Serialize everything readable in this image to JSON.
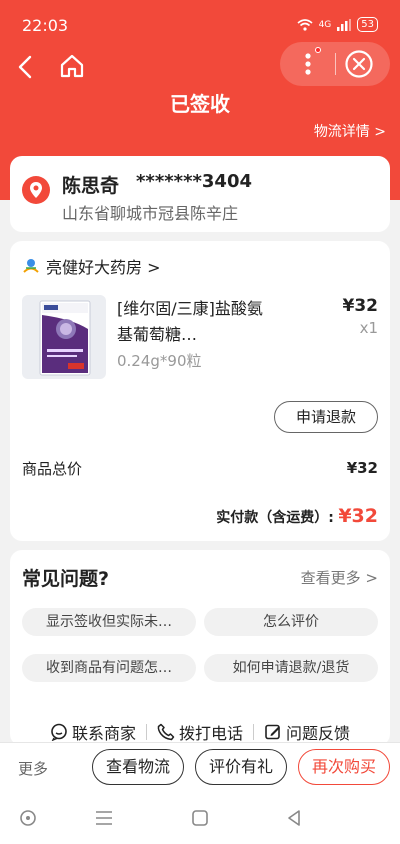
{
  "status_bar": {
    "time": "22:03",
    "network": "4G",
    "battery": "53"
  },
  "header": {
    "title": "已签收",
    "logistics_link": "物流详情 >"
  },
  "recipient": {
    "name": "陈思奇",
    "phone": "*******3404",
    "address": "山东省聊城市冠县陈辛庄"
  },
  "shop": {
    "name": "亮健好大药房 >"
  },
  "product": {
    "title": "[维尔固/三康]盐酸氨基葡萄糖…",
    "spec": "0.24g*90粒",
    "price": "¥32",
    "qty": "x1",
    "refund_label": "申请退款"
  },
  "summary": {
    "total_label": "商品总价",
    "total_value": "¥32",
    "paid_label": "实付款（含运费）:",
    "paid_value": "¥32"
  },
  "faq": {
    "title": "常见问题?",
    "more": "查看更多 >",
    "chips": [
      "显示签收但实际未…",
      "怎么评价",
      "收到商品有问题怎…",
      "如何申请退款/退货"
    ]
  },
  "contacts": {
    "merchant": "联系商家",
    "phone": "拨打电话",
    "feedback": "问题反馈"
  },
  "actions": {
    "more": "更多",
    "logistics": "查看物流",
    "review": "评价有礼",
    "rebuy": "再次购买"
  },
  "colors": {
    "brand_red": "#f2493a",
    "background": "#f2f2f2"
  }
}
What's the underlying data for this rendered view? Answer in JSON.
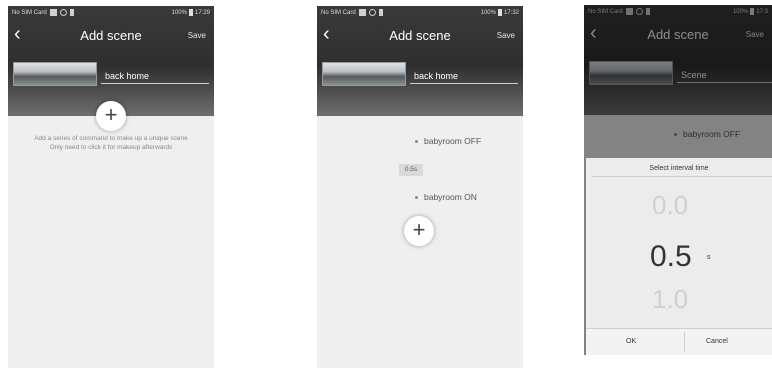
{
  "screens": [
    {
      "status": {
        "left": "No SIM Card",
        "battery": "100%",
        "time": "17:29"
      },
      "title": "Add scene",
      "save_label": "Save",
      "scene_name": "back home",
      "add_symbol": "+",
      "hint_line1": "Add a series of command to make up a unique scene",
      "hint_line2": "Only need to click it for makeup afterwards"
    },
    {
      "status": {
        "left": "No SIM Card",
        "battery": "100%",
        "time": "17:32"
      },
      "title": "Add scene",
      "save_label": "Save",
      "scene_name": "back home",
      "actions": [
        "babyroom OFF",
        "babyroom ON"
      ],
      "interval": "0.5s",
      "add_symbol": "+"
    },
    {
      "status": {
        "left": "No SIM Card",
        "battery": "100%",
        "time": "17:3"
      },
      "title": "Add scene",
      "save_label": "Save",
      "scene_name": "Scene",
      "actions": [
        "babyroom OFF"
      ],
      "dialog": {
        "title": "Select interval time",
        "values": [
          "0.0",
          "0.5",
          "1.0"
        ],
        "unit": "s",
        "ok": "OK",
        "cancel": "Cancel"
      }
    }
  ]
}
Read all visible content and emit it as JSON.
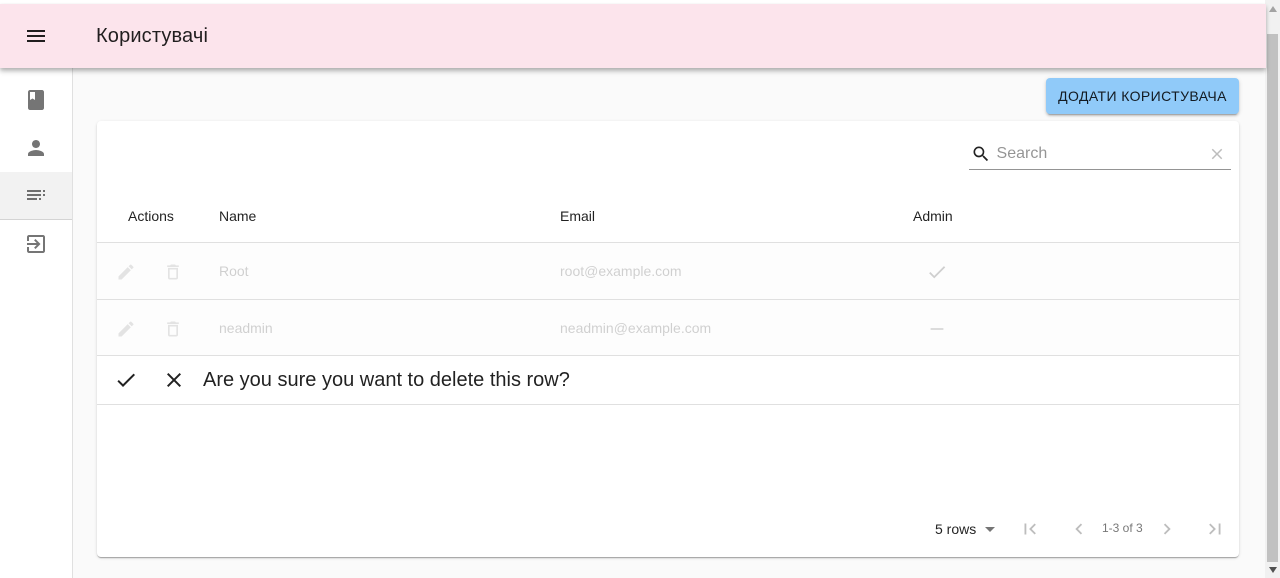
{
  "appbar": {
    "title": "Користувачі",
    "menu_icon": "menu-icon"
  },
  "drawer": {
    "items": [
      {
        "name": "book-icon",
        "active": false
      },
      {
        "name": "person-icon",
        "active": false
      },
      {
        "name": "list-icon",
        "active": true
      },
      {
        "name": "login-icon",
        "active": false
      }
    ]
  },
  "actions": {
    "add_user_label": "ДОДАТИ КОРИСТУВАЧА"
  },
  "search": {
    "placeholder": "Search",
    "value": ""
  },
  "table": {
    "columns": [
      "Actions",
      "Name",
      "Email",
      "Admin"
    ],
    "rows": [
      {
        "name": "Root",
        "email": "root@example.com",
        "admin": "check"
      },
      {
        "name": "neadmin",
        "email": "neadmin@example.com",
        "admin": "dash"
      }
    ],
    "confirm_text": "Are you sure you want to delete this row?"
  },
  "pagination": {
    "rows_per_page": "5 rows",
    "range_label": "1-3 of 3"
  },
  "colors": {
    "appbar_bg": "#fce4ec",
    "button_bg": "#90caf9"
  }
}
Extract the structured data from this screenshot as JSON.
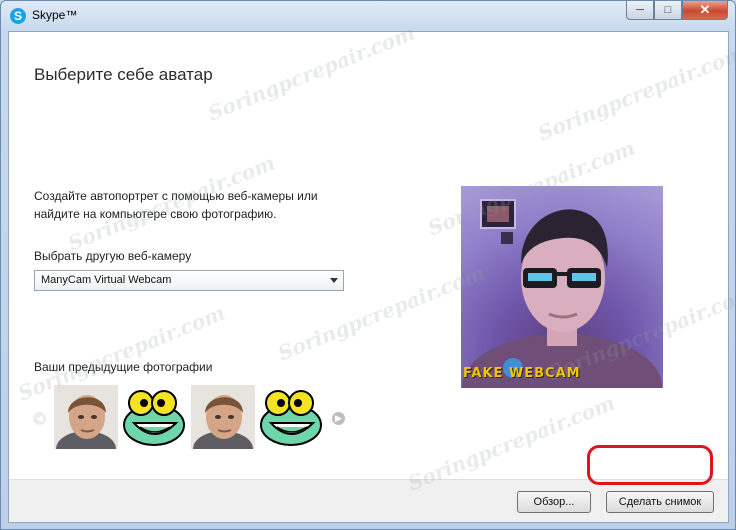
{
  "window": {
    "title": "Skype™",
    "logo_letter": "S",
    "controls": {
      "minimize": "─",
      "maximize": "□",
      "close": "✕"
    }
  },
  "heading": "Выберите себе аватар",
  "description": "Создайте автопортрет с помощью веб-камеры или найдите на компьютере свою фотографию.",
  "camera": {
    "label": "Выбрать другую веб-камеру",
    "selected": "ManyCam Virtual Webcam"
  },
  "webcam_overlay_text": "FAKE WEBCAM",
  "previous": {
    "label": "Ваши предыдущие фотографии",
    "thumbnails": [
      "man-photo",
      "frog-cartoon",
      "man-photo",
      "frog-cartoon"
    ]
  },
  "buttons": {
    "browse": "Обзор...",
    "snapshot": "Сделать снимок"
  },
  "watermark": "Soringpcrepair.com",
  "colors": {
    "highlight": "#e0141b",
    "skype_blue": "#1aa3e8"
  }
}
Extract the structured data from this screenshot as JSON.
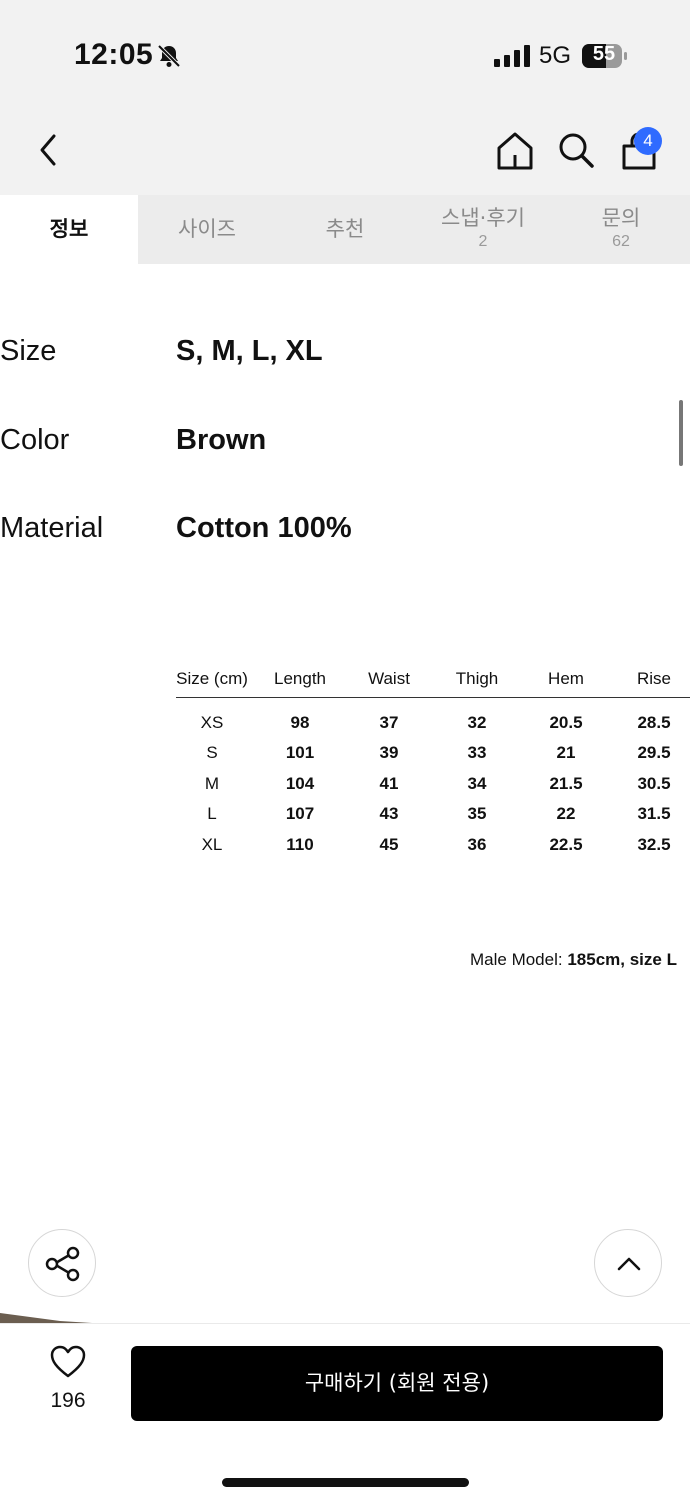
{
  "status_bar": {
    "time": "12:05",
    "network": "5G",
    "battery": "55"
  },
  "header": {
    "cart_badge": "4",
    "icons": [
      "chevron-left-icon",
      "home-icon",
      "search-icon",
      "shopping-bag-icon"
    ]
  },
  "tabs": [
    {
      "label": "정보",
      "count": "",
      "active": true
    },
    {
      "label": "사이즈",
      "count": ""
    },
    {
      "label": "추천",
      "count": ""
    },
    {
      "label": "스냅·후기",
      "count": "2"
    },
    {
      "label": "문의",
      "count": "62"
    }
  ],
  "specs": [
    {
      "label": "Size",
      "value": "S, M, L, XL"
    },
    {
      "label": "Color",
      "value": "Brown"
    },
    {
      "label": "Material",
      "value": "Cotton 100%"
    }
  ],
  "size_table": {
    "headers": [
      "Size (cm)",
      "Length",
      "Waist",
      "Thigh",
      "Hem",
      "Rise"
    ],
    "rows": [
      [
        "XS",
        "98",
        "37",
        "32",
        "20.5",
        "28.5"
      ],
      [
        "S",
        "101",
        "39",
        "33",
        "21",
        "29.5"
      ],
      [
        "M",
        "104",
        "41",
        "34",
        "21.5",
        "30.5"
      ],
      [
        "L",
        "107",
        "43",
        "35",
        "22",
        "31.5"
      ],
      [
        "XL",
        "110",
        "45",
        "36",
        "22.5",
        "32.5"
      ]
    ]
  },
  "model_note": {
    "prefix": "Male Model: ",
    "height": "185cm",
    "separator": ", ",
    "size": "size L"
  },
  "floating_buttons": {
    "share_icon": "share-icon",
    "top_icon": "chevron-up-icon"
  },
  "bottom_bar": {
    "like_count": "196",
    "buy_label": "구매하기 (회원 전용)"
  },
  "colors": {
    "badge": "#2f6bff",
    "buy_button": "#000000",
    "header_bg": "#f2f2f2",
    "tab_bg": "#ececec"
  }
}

○ ○ ○ ○ ○ ○ ○

Copy every line above word for word and exclude the pictures.

Serialize everything readable in this image to JSON.
{
  "status_bar": {
    "time": "22:03",
    "network": "4G",
    "battery": "53"
  },
  "header": {
    "title": "已签收",
    "logistics_link": "物流详情 >"
  },
  "recipient": {
    "name": "陈思奇",
    "phone": "*******3404",
    "address": "山东省聊城市冠县陈辛庄"
  },
  "shop": {
    "name": "亮健好大药房 >"
  },
  "product": {
    "title": "[维尔固/三康]盐酸氨基葡萄糖…",
    "spec": "0.24g*90粒",
    "price": "¥32",
    "qty": "x1",
    "refund_label": "申请退款"
  },
  "summary": {
    "total_label": "商品总价",
    "total_value": "¥32",
    "paid_label": "实付款（含运费）:",
    "paid_value": "¥32"
  },
  "faq": {
    "title": "常见问题?",
    "more": "查看更多 >",
    "chips": [
      "显示签收但实际未…",
      "怎么评价",
      "收到商品有问题怎…",
      "如何申请退款/退货"
    ]
  },
  "contacts": {
    "merchant": "联系商家",
    "phone": "拨打电话",
    "feedback": "问题反馈"
  },
  "actions": {
    "more": "更多",
    "logistics": "查看物流",
    "review": "评价有礼",
    "rebuy": "再次购买"
  },
  "colors": {
    "brand_red": "#f2493a",
    "background": "#f2f2f2"
  }
}
What's the underlying data for this rendered view? Answer in JSON.
{
  "screens": [
    {
      "status": {
        "left": "No SIM Card",
        "battery": "100%",
        "time": "17:29"
      },
      "title": "Add scene",
      "save_label": "Save",
      "scene_name": "back home",
      "add_symbol": "+",
      "hint_line1": "Add a series of command to make up a unique scene",
      "hint_line2": "Only need to click it for makeup afterwards"
    },
    {
      "status": {
        "left": "No SIM Card",
        "battery": "100%",
        "time": "17:32"
      },
      "title": "Add scene",
      "save_label": "Save",
      "scene_name": "back home",
      "actions": [
        "babyroom OFF",
        "babyroom ON"
      ],
      "interval": "0.5s",
      "add_symbol": "+"
    },
    {
      "status": {
        "left": "No SIM Card",
        "battery": "100%",
        "time": "17:3"
      },
      "title": "Add scene",
      "save_label": "Save",
      "scene_name": "Scene",
      "actions": [
        "babyroom OFF"
      ],
      "dialog": {
        "title": "Select interval time",
        "values": [
          "0.0",
          "0.5",
          "1.0"
        ],
        "unit": "s",
        "ok": "OK",
        "cancel": "Cancel"
      }
    }
  ]
}
Read all visible content and emit it as JSON.
{
  "appbar": {
    "title": "Користувачі",
    "menu_icon": "menu-icon"
  },
  "drawer": {
    "items": [
      {
        "name": "book-icon",
        "active": false
      },
      {
        "name": "person-icon",
        "active": false
      },
      {
        "name": "list-icon",
        "active": true
      },
      {
        "name": "login-icon",
        "active": false
      }
    ]
  },
  "actions": {
    "add_user_label": "ДОДАТИ КОРИСТУВАЧА"
  },
  "search": {
    "placeholder": "Search",
    "value": ""
  },
  "table": {
    "columns": [
      "Actions",
      "Name",
      "Email",
      "Admin"
    ],
    "rows": [
      {
        "name": "Root",
        "email": "root@example.com",
        "admin": "check"
      },
      {
        "name": "neadmin",
        "email": "neadmin@example.com",
        "admin": "dash"
      }
    ],
    "confirm_text": "Are you sure you want to delete this row?"
  },
  "pagination": {
    "rows_per_page": "5 rows",
    "range_label": "1-3 of 3"
  },
  "colors": {
    "appbar_bg": "#fce4ec",
    "button_bg": "#90caf9"
  }
}
Extract the structured data from this screenshot as JSON.
{
  "window": {
    "title": "Skype™",
    "logo_letter": "S",
    "controls": {
      "minimize": "─",
      "maximize": "□",
      "close": "✕"
    }
  },
  "heading": "Выберите себе аватар",
  "description": "Создайте автопортрет с помощью веб-камеры или найдите на компьютере свою фотографию.",
  "camera": {
    "label": "Выбрать другую веб-камеру",
    "selected": "ManyCam Virtual Webcam"
  },
  "webcam_overlay_text": "FAKE WEBCAM",
  "previous": {
    "label": "Ваши предыдущие фотографии",
    "thumbnails": [
      "man-photo",
      "frog-cartoon",
      "man-photo",
      "frog-cartoon"
    ]
  },
  "buttons": {
    "browse": "Обзор...",
    "snapshot": "Сделать снимок"
  },
  "watermark": "Soringpcrepair.com",
  "colors": {
    "highlight": "#e0141b",
    "skype_blue": "#1aa3e8"
  }
}
Extract the structured data from this screenshot as JSON.
{
  "status_bar": {
    "time": "12:05",
    "network": "5G",
    "battery": "55"
  },
  "header": {
    "cart_badge": "4",
    "icons": [
      "chevron-left-icon",
      "home-icon",
      "search-icon",
      "shopping-bag-icon"
    ]
  },
  "tabs": [
    {
      "label": "정보",
      "count": "",
      "active": true
    },
    {
      "label": "사이즈",
      "count": ""
    },
    {
      "label": "추천",
      "count": ""
    },
    {
      "label": "스냅·후기",
      "count": "2"
    },
    {
      "label": "문의",
      "count": "62"
    }
  ],
  "specs": [
    {
      "label": "Size",
      "value": "S, M, L, XL"
    },
    {
      "label": "Color",
      "value": "Brown"
    },
    {
      "label": "Material",
      "value": "Cotton 100%"
    }
  ],
  "size_table": {
    "headers": [
      "Size (cm)",
      "Length",
      "Waist",
      "Thigh",
      "Hem",
      "Rise"
    ],
    "rows": [
      [
        "XS",
        "98",
        "37",
        "32",
        "20.5",
        "28.5"
      ],
      [
        "S",
        "101",
        "39",
        "33",
        "21",
        "29.5"
      ],
      [
        "M",
        "104",
        "41",
        "34",
        "21.5",
        "30.5"
      ],
      [
        "L",
        "107",
        "43",
        "35",
        "22",
        "31.5"
      ],
      [
        "XL",
        "110",
        "45",
        "36",
        "22.5",
        "32.5"
      ]
    ]
  },
  "model_note": {
    "prefix": "Male Model: ",
    "height": "185cm",
    "separator": ", ",
    "size": "size L"
  },
  "floating_buttons": {
    "share_icon": "share-icon",
    "top_icon": "chevron-up-icon"
  },
  "bottom_bar": {
    "like_count": "196",
    "buy_label": "구매하기 (회원 전용)"
  },
  "colors": {
    "badge": "#2f6bff",
    "buy_button": "#000000",
    "header_bg": "#f2f2f2",
    "tab_bg": "#ececec"
  }
}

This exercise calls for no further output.